- **Exercise objective**
Only the images get left out; everything else in the records is to be transcribed exactly.

····················

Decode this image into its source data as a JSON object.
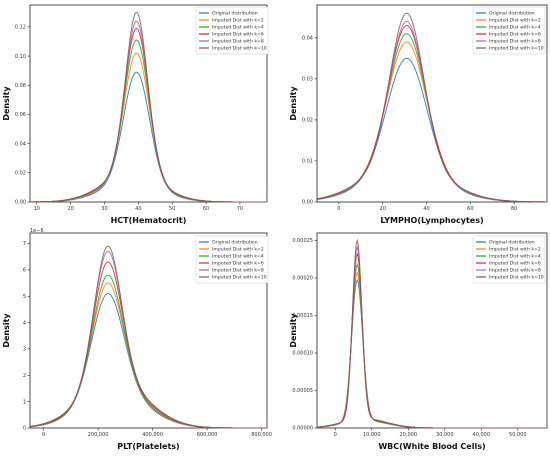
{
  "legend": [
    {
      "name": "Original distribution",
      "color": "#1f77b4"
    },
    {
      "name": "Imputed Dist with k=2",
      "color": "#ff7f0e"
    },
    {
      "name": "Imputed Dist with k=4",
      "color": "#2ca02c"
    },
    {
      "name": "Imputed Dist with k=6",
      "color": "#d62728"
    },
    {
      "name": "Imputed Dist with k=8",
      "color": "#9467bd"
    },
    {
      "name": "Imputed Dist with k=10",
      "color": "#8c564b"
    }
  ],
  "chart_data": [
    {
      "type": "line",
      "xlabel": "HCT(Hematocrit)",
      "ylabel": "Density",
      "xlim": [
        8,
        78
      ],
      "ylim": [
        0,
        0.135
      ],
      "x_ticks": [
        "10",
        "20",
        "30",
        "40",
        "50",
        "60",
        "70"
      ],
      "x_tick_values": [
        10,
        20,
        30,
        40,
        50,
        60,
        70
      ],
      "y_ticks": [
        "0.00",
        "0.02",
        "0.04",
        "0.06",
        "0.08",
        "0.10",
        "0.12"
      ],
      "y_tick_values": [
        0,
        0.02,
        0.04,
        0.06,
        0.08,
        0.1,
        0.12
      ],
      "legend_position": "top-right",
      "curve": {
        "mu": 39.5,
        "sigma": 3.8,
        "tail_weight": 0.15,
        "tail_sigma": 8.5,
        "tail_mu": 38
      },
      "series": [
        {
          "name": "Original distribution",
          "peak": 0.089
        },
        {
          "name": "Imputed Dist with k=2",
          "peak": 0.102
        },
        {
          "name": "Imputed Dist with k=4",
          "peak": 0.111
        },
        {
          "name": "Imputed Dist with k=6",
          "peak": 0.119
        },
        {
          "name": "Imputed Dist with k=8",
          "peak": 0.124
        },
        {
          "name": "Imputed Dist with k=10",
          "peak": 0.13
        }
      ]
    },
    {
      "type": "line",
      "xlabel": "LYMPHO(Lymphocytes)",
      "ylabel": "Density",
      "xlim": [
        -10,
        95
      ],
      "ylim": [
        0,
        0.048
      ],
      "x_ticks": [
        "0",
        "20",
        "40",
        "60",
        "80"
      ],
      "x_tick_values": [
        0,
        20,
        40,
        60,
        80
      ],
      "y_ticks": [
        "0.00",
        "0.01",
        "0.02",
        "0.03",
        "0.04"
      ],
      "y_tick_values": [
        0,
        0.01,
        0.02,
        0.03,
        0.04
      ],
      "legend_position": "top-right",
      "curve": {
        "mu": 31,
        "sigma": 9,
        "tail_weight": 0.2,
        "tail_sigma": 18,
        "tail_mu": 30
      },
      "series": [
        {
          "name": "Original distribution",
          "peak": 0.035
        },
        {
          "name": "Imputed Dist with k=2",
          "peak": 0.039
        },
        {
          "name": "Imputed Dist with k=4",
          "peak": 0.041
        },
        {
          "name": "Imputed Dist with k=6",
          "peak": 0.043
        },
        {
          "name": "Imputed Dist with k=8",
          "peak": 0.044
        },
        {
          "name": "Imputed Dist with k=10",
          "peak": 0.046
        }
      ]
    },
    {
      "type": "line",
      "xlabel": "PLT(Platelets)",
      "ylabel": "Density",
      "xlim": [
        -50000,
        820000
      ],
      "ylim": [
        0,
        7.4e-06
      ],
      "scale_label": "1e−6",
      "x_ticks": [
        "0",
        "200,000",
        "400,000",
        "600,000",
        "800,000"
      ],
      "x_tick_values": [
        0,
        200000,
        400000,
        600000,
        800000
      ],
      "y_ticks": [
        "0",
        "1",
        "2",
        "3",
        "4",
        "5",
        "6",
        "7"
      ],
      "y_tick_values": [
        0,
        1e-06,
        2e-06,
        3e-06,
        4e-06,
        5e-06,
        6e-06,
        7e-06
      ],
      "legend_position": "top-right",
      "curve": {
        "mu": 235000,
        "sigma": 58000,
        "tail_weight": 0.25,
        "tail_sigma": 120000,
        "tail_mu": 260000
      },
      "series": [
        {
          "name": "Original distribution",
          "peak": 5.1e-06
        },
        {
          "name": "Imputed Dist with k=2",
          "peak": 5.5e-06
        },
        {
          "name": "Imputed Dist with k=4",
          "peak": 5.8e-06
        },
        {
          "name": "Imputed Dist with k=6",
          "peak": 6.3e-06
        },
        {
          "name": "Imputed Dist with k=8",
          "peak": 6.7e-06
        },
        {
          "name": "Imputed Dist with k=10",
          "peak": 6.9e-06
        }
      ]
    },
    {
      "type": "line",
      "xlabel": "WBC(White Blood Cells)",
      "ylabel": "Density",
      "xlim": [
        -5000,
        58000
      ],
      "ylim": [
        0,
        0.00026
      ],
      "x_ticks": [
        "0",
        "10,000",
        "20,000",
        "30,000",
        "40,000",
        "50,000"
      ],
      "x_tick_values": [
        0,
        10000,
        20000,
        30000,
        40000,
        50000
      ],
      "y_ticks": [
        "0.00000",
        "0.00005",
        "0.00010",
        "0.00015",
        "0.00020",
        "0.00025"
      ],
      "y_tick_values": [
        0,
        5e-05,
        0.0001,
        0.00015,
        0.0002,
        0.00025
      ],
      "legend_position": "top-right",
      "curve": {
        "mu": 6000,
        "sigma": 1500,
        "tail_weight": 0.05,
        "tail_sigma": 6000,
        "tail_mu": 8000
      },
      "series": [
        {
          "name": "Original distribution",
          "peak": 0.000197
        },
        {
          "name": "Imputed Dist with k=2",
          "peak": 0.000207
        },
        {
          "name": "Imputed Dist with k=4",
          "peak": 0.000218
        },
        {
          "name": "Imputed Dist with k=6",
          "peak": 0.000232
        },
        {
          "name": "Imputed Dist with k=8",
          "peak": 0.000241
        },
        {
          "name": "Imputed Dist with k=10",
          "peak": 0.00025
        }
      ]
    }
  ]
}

····················

- **Your solution**
Decode this image into its source data as a JSON object.
{
  "legend": [
    {
      "name": "Original distribution",
      "color": "#1f77b4"
    },
    {
      "name": "Imputed Dist with k=2",
      "color": "#ff7f0e"
    },
    {
      "name": "Imputed Dist with k=4",
      "color": "#2ca02c"
    },
    {
      "name": "Imputed Dist with k=6",
      "color": "#d62728"
    },
    {
      "name": "Imputed Dist with k=8",
      "color": "#9467bd"
    },
    {
      "name": "Imputed Dist with k=10",
      "color": "#8c564b"
    }
  ],
  "chart_data": [
    {
      "type": "line",
      "xlabel": "HCT(Hematocrit)",
      "ylabel": "Density",
      "xlim": [
        8,
        78
      ],
      "ylim": [
        0,
        0.135
      ],
      "x_ticks": [
        "10",
        "20",
        "30",
        "40",
        "50",
        "60",
        "70"
      ],
      "x_tick_values": [
        10,
        20,
        30,
        40,
        50,
        60,
        70
      ],
      "y_ticks": [
        "0.00",
        "0.02",
        "0.04",
        "0.06",
        "0.08",
        "0.10",
        "0.12"
      ],
      "y_tick_values": [
        0,
        0.02,
        0.04,
        0.06,
        0.08,
        0.1,
        0.12
      ],
      "legend_position": "top-right",
      "curve": {
        "mu": 39.5,
        "sigma": 3.8,
        "tail_weight": 0.15,
        "tail_sigma": 8.5,
        "tail_mu": 38
      },
      "series": [
        {
          "name": "Original distribution",
          "peak": 0.089
        },
        {
          "name": "Imputed Dist with k=2",
          "peak": 0.102
        },
        {
          "name": "Imputed Dist with k=4",
          "peak": 0.111
        },
        {
          "name": "Imputed Dist with k=6",
          "peak": 0.119
        },
        {
          "name": "Imputed Dist with k=8",
          "peak": 0.124
        },
        {
          "name": "Imputed Dist with k=10",
          "peak": 0.13
        }
      ]
    },
    {
      "type": "line",
      "xlabel": "LYMPHO(Lymphocytes)",
      "ylabel": "Density",
      "xlim": [
        -10,
        95
      ],
      "ylim": [
        0,
        0.048
      ],
      "x_ticks": [
        "0",
        "20",
        "40",
        "60",
        "80"
      ],
      "x_tick_values": [
        0,
        20,
        40,
        60,
        80
      ],
      "y_ticks": [
        "0.00",
        "0.01",
        "0.02",
        "0.03",
        "0.04"
      ],
      "y_tick_values": [
        0,
        0.01,
        0.02,
        0.03,
        0.04
      ],
      "legend_position": "top-right",
      "curve": {
        "mu": 31,
        "sigma": 9,
        "tail_weight": 0.2,
        "tail_sigma": 18,
        "tail_mu": 30
      },
      "series": [
        {
          "name": "Original distribution",
          "peak": 0.035
        },
        {
          "name": "Imputed Dist with k=2",
          "peak": 0.039
        },
        {
          "name": "Imputed Dist with k=4",
          "peak": 0.041
        },
        {
          "name": "Imputed Dist with k=6",
          "peak": 0.043
        },
        {
          "name": "Imputed Dist with k=8",
          "peak": 0.044
        },
        {
          "name": "Imputed Dist with k=10",
          "peak": 0.046
        }
      ]
    },
    {
      "type": "line",
      "xlabel": "PLT(Platelets)",
      "ylabel": "Density",
      "xlim": [
        -50000,
        820000
      ],
      "ylim": [
        0,
        7.4e-06
      ],
      "scale_label": "1e−6",
      "x_ticks": [
        "0",
        "200,000",
        "400,000",
        "600,000",
        "800,000"
      ],
      "x_tick_values": [
        0,
        200000,
        400000,
        600000,
        800000
      ],
      "y_ticks": [
        "0",
        "1",
        "2",
        "3",
        "4",
        "5",
        "6",
        "7"
      ],
      "y_tick_values": [
        0,
        1e-06,
        2e-06,
        3e-06,
        4e-06,
        5e-06,
        6e-06,
        7e-06
      ],
      "legend_position": "top-right",
      "curve": {
        "mu": 235000,
        "sigma": 58000,
        "tail_weight": 0.25,
        "tail_sigma": 120000,
        "tail_mu": 260000
      },
      "series": [
        {
          "name": "Original distribution",
          "peak": 5.1e-06
        },
        {
          "name": "Imputed Dist with k=2",
          "peak": 5.5e-06
        },
        {
          "name": "Imputed Dist with k=4",
          "peak": 5.8e-06
        },
        {
          "name": "Imputed Dist with k=6",
          "peak": 6.3e-06
        },
        {
          "name": "Imputed Dist with k=8",
          "peak": 6.7e-06
        },
        {
          "name": "Imputed Dist with k=10",
          "peak": 6.9e-06
        }
      ]
    },
    {
      "type": "line",
      "xlabel": "WBC(White Blood Cells)",
      "ylabel": "Density",
      "xlim": [
        -5000,
        58000
      ],
      "ylim": [
        0,
        0.00026
      ],
      "x_ticks": [
        "0",
        "10,000",
        "20,000",
        "30,000",
        "40,000",
        "50,000"
      ],
      "x_tick_values": [
        0,
        10000,
        20000,
        30000,
        40000,
        50000
      ],
      "y_ticks": [
        "0.00000",
        "0.00005",
        "0.00010",
        "0.00015",
        "0.00020",
        "0.00025"
      ],
      "y_tick_values": [
        0,
        5e-05,
        0.0001,
        0.00015,
        0.0002,
        0.00025
      ],
      "legend_position": "top-right",
      "curve": {
        "mu": 6000,
        "sigma": 1500,
        "tail_weight": 0.05,
        "tail_sigma": 6000,
        "tail_mu": 8000
      },
      "series": [
        {
          "name": "Original distribution",
          "peak": 0.000197
        },
        {
          "name": "Imputed Dist with k=2",
          "peak": 0.000207
        },
        {
          "name": "Imputed Dist with k=4",
          "peak": 0.000218
        },
        {
          "name": "Imputed Dist with k=6",
          "peak": 0.000232
        },
        {
          "name": "Imputed Dist with k=8",
          "peak": 0.000241
        },
        {
          "name": "Imputed Dist with k=10",
          "peak": 0.00025
        }
      ]
    }
  ]
}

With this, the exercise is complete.